[SET EXERCISE]
Transcribe each line of the records below exactly, excluding any embedded images.

Source records:
"""
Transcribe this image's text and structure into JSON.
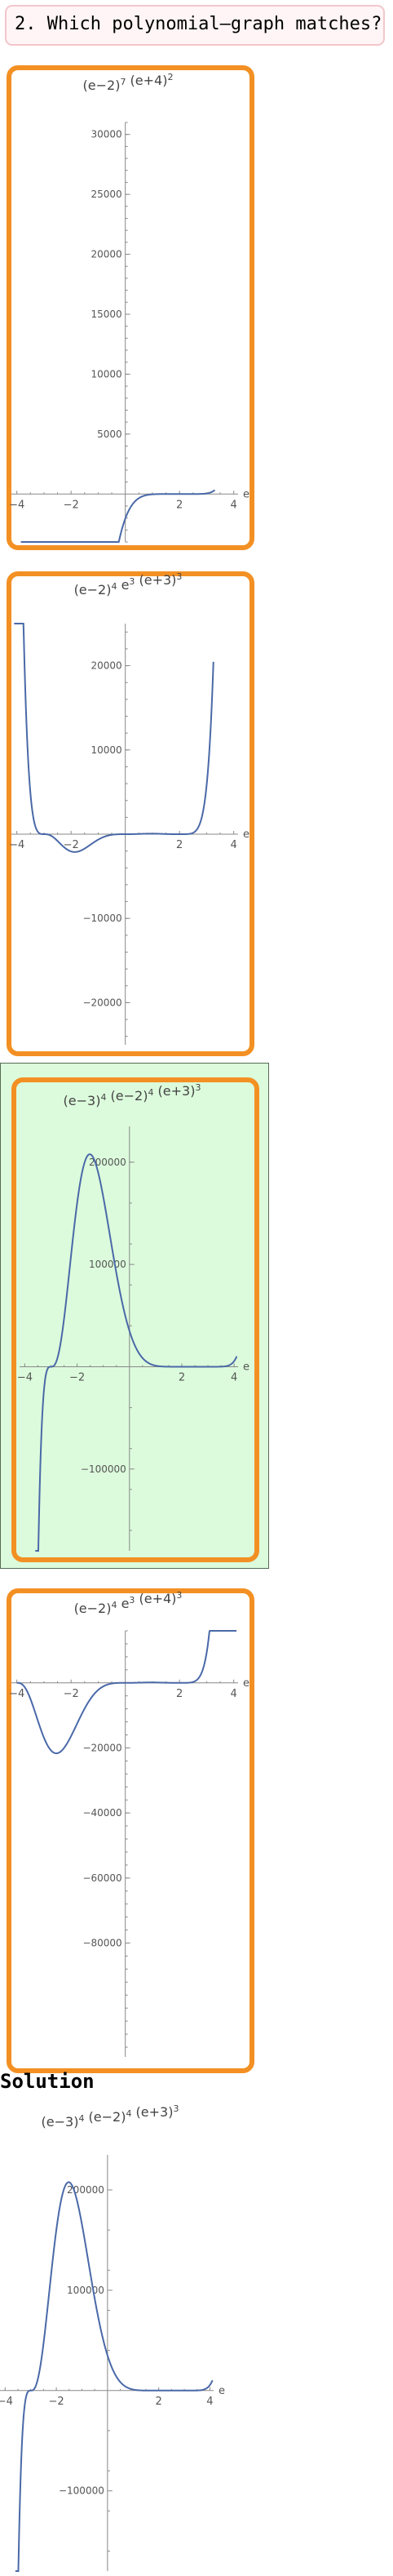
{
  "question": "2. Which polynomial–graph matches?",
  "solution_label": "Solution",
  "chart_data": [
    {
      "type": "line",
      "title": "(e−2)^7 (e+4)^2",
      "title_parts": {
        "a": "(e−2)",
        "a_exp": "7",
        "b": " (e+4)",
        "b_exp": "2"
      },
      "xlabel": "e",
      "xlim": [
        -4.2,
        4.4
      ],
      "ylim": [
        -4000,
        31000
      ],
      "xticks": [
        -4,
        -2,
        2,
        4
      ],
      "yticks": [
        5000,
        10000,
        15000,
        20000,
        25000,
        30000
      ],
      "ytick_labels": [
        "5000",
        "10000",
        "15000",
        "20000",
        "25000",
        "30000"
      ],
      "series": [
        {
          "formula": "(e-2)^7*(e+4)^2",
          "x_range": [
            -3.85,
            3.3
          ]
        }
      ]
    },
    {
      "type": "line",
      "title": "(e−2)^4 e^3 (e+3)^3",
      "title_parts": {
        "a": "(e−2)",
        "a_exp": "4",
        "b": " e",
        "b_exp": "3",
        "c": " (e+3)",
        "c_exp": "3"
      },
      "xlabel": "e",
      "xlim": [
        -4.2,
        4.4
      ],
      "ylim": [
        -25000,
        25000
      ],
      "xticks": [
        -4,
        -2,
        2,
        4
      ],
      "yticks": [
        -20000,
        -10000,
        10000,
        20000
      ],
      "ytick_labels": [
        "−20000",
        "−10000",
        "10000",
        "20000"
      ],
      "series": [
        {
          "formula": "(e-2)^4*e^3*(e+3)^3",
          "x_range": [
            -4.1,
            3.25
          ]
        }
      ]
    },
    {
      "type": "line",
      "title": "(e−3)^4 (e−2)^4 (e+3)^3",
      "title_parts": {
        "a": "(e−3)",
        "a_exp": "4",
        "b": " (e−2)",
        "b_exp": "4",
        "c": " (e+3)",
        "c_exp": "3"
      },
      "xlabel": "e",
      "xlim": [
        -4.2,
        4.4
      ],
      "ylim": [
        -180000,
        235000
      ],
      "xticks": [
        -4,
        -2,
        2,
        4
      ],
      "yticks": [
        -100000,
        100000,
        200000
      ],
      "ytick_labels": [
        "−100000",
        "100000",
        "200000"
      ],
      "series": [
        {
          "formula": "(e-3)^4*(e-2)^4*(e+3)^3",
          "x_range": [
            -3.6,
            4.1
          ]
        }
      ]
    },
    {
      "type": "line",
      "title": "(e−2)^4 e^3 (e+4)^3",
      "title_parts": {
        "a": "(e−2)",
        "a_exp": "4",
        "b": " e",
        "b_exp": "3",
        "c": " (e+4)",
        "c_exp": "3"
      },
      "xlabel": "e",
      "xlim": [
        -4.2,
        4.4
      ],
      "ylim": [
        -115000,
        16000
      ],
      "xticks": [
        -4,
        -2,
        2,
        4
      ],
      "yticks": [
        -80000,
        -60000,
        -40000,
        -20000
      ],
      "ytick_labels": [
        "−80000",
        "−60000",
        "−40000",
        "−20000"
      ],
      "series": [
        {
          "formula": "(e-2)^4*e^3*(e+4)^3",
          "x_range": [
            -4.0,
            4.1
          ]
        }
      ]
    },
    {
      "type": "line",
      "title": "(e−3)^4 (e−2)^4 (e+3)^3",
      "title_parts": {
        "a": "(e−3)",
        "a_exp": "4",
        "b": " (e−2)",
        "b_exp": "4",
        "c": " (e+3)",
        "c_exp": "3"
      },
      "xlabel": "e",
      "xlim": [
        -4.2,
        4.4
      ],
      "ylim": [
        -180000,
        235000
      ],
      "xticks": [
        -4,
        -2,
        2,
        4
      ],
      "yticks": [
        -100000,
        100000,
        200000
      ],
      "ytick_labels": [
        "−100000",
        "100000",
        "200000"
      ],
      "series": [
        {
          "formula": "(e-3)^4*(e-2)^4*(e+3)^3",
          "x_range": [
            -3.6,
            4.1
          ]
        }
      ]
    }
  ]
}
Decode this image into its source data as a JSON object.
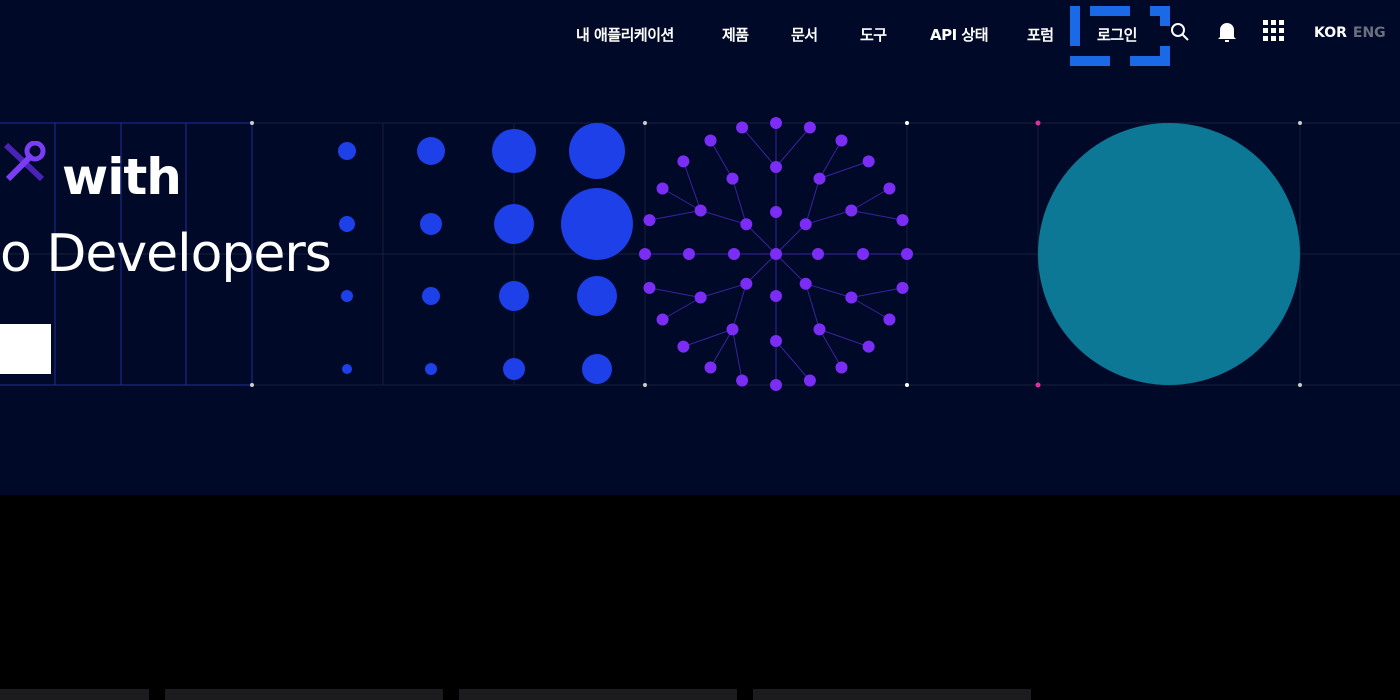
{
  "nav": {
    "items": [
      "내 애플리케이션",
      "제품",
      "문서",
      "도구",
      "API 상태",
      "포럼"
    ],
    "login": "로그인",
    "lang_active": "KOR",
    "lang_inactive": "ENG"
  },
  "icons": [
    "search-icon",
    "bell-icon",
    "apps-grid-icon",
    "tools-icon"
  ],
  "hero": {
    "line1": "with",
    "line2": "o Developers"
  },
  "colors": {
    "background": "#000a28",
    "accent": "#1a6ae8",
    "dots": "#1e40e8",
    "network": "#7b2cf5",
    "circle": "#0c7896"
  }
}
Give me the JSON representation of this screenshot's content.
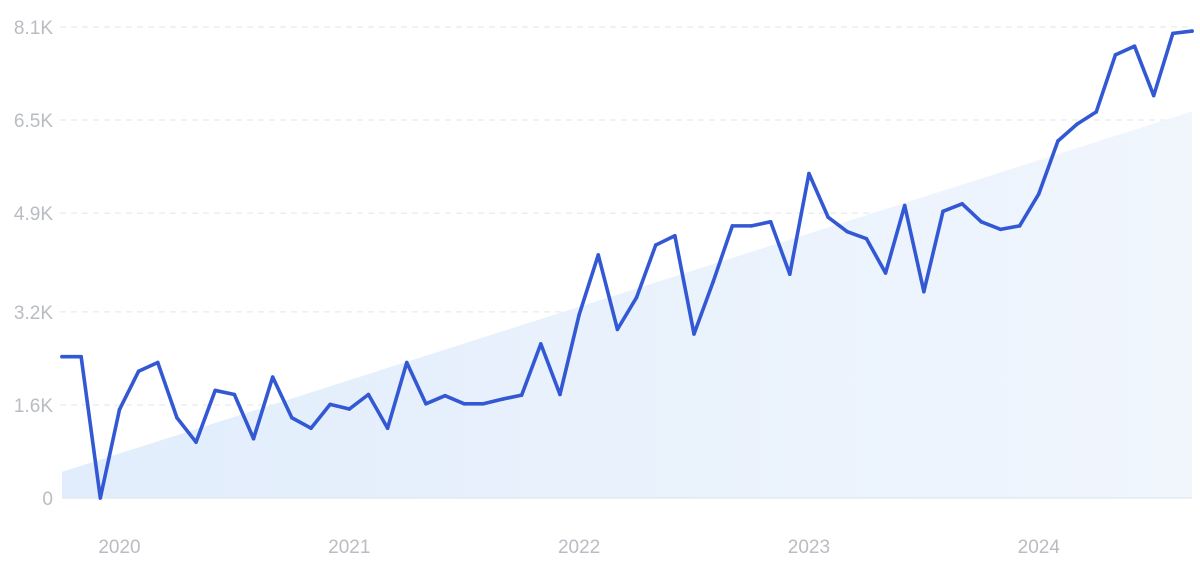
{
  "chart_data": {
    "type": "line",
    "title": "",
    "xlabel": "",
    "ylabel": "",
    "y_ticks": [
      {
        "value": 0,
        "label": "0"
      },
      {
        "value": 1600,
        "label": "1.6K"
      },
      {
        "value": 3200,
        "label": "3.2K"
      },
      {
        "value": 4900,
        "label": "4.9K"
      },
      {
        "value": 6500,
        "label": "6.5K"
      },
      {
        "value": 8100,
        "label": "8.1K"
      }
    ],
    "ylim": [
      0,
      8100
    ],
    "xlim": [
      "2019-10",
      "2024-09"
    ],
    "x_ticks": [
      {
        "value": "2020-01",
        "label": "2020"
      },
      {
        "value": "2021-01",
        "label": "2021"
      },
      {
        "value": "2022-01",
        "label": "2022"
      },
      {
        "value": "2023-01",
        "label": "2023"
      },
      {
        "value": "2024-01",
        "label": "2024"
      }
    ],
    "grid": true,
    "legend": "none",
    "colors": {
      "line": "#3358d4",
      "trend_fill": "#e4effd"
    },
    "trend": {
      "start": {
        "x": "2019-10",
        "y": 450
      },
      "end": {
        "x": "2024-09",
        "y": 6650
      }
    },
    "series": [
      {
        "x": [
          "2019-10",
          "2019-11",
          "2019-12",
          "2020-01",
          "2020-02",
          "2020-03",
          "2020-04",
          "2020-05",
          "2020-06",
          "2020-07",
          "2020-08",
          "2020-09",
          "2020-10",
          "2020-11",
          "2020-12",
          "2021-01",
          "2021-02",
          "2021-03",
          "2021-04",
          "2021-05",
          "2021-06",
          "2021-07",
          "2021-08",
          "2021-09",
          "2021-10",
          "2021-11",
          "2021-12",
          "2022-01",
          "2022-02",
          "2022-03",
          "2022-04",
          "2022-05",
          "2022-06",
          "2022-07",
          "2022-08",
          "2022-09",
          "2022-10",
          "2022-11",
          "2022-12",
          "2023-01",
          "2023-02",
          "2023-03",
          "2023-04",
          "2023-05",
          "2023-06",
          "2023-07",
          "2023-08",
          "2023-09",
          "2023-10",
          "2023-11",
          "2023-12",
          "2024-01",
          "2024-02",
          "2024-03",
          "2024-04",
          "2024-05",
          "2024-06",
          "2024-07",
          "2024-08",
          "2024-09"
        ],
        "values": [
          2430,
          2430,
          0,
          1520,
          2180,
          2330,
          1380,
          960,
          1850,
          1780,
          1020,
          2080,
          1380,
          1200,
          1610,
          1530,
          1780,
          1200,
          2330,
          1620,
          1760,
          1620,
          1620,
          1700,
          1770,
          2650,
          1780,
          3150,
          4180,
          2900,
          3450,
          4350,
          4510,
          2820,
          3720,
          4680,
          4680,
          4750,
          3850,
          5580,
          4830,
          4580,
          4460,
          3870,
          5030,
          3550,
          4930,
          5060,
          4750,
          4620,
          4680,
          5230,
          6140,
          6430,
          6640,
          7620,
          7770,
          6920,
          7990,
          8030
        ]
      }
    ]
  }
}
"""
[ANSWER]
Transcribe this image's text and structure into JSON.
{
  "question": "2. Which polynomial–graph matches?",
  "solution_label": "Solution",
  "chart_data": [
    {
      "type": "line",
      "title": "(e−2)^7 (e+4)^2",
      "title_parts": {
        "a": "(e−2)",
        "a_exp": "7",
        "b": " (e+4)",
        "b_exp": "2"
      },
      "xlabel": "e",
      "xlim": [
        -4.2,
        4.4
      ],
      "ylim": [
        -4000,
        31000
      ],
      "xticks": [
        -4,
        -2,
        2,
        4
      ],
      "yticks": [
        5000,
        10000,
        15000,
        20000,
        25000,
        30000
      ],
      "ytick_labels": [
        "5000",
        "10000",
        "15000",
        "20000",
        "25000",
        "30000"
      ],
      "series": [
        {
          "formula": "(e-2)^7*(e+4)^2",
          "x_range": [
            -3.85,
            3.3
          ]
        }
      ]
    },
    {
      "type": "line",
      "title": "(e−2)^4 e^3 (e+3)^3",
      "title_parts": {
        "a": "(e−2)",
        "a_exp": "4",
        "b": " e",
        "b_exp": "3",
        "c": " (e+3)",
        "c_exp": "3"
      },
      "xlabel": "e",
      "xlim": [
        -4.2,
        4.4
      ],
      "ylim": [
        -25000,
        25000
      ],
      "xticks": [
        -4,
        -2,
        2,
        4
      ],
      "yticks": [
        -20000,
        -10000,
        10000,
        20000
      ],
      "ytick_labels": [
        "−20000",
        "−10000",
        "10000",
        "20000"
      ],
      "series": [
        {
          "formula": "(e-2)^4*e^3*(e+3)^3",
          "x_range": [
            -4.1,
            3.25
          ]
        }
      ]
    },
    {
      "type": "line",
      "title": "(e−3)^4 (e−2)^4 (e+3)^3",
      "title_parts": {
        "a": "(e−3)",
        "a_exp": "4",
        "b": " (e−2)",
        "b_exp": "4",
        "c": " (e+3)",
        "c_exp": "3"
      },
      "xlabel": "e",
      "xlim": [
        -4.2,
        4.4
      ],
      "ylim": [
        -180000,
        235000
      ],
      "xticks": [
        -4,
        -2,
        2,
        4
      ],
      "yticks": [
        -100000,
        100000,
        200000
      ],
      "ytick_labels": [
        "−100000",
        "100000",
        "200000"
      ],
      "series": [
        {
          "formula": "(e-3)^4*(e-2)^4*(e+3)^3",
          "x_range": [
            -3.6,
            4.1
          ]
        }
      ]
    },
    {
      "type": "line",
      "title": "(e−2)^4 e^3 (e+4)^3",
      "title_parts": {
        "a": "(e−2)",
        "a_exp": "4",
        "b": " e",
        "b_exp": "3",
        "c": " (e+4)",
        "c_exp": "3"
      },
      "xlabel": "e",
      "xlim": [
        -4.2,
        4.4
      ],
      "ylim": [
        -115000,
        16000
      ],
      "xticks": [
        -4,
        -2,
        2,
        4
      ],
      "yticks": [
        -80000,
        -60000,
        -40000,
        -20000
      ],
      "ytick_labels": [
        "−80000",
        "−60000",
        "−40000",
        "−20000"
      ],
      "series": [
        {
          "formula": "(e-2)^4*e^3*(e+4)^3",
          "x_range": [
            -4.0,
            4.1
          ]
        }
      ]
    },
    {
      "type": "line",
      "title": "(e−3)^4 (e−2)^4 (e+3)^3",
      "title_parts": {
        "a": "(e−3)",
        "a_exp": "4",
        "b": " (e−2)",
        "b_exp": "4",
        "c": " (e+3)",
        "c_exp": "3"
      },
      "xlabel": "e",
      "xlim": [
        -4.2,
        4.4
      ],
      "ylim": [
        -180000,
        235000
      ],
      "xticks": [
        -4,
        -2,
        2,
        4
      ],
      "yticks": [
        -100000,
        100000,
        200000
      ],
      "ytick_labels": [
        "−100000",
        "100000",
        "200000"
      ],
      "series": [
        {
          "formula": "(e-3)^4*(e-2)^4*(e+3)^3",
          "x_range": [
            -3.6,
            4.1
          ]
        }
      ]
    }
  ]
}
Decode this image into its source data as a JSON object.
{
  "nav": {
    "items": [
      "내 애플리케이션",
      "제품",
      "문서",
      "도구",
      "API 상태",
      "포럼"
    ],
    "login": "로그인",
    "lang_active": "KOR",
    "lang_inactive": "ENG"
  },
  "icons": [
    "search-icon",
    "bell-icon",
    "apps-grid-icon",
    "tools-icon"
  ],
  "hero": {
    "line1": "with",
    "line2": "o Developers"
  },
  "colors": {
    "background": "#000a28",
    "accent": "#1a6ae8",
    "dots": "#1e40e8",
    "network": "#7b2cf5",
    "circle": "#0c7896"
  }
}
Give me the JSON representation of this screenshot's content.
{
  "chart_data": {
    "type": "line",
    "title": "",
    "xlabel": "",
    "ylabel": "",
    "y_ticks": [
      {
        "value": 0,
        "label": "0"
      },
      {
        "value": 1600,
        "label": "1.6K"
      },
      {
        "value": 3200,
        "label": "3.2K"
      },
      {
        "value": 4900,
        "label": "4.9K"
      },
      {
        "value": 6500,
        "label": "6.5K"
      },
      {
        "value": 8100,
        "label": "8.1K"
      }
    ],
    "ylim": [
      0,
      8100
    ],
    "xlim": [
      "2019-10",
      "2024-09"
    ],
    "x_ticks": [
      {
        "value": "2020-01",
        "label": "2020"
      },
      {
        "value": "2021-01",
        "label": "2021"
      },
      {
        "value": "2022-01",
        "label": "2022"
      },
      {
        "value": "2023-01",
        "label": "2023"
      },
      {
        "value": "2024-01",
        "label": "2024"
      }
    ],
    "grid": true,
    "legend": "none",
    "colors": {
      "line": "#3358d4",
      "trend_fill": "#e4effd"
    },
    "trend": {
      "start": {
        "x": "2019-10",
        "y": 450
      },
      "end": {
        "x": "2024-09",
        "y": 6650
      }
    },
    "series": [
      {
        "x": [
          "2019-10",
          "2019-11",
          "2019-12",
          "2020-01",
          "2020-02",
          "2020-03",
          "2020-04",
          "2020-05",
          "2020-06",
          "2020-07",
          "2020-08",
          "2020-09",
          "2020-10",
          "2020-11",
          "2020-12",
          "2021-01",
          "2021-02",
          "2021-03",
          "2021-04",
          "2021-05",
          "2021-06",
          "2021-07",
          "2021-08",
          "2021-09",
          "2021-10",
          "2021-11",
          "2021-12",
          "2022-01",
          "2022-02",
          "2022-03",
          "2022-04",
          "2022-05",
          "2022-06",
          "2022-07",
          "2022-08",
          "2022-09",
          "2022-10",
          "2022-11",
          "2022-12",
          "2023-01",
          "2023-02",
          "2023-03",
          "2023-04",
          "2023-05",
          "2023-06",
          "2023-07",
          "2023-08",
          "2023-09",
          "2023-10",
          "2023-11",
          "2023-12",
          "2024-01",
          "2024-02",
          "2024-03",
          "2024-04",
          "2024-05",
          "2024-06",
          "2024-07",
          "2024-08",
          "2024-09"
        ],
        "values": [
          2430,
          2430,
          0,
          1520,
          2180,
          2330,
          1380,
          960,
          1850,
          1780,
          1020,
          2080,
          1380,
          1200,
          1610,
          1530,
          1780,
          1200,
          2330,
          1620,
          1760,
          1620,
          1620,
          1700,
          1770,
          2650,
          1780,
          3150,
          4180,
          2900,
          3450,
          4350,
          4510,
          2820,
          3720,
          4680,
          4680,
          4750,
          3850,
          5580,
          4830,
          4580,
          4460,
          3870,
          5030,
          3550,
          4930,
          5060,
          4750,
          4620,
          4680,
          5230,
          6140,
          6430,
          6640,
          7620,
          7770,
          6920,
          7990,
          8030
        ]
      }
    ]
  }
}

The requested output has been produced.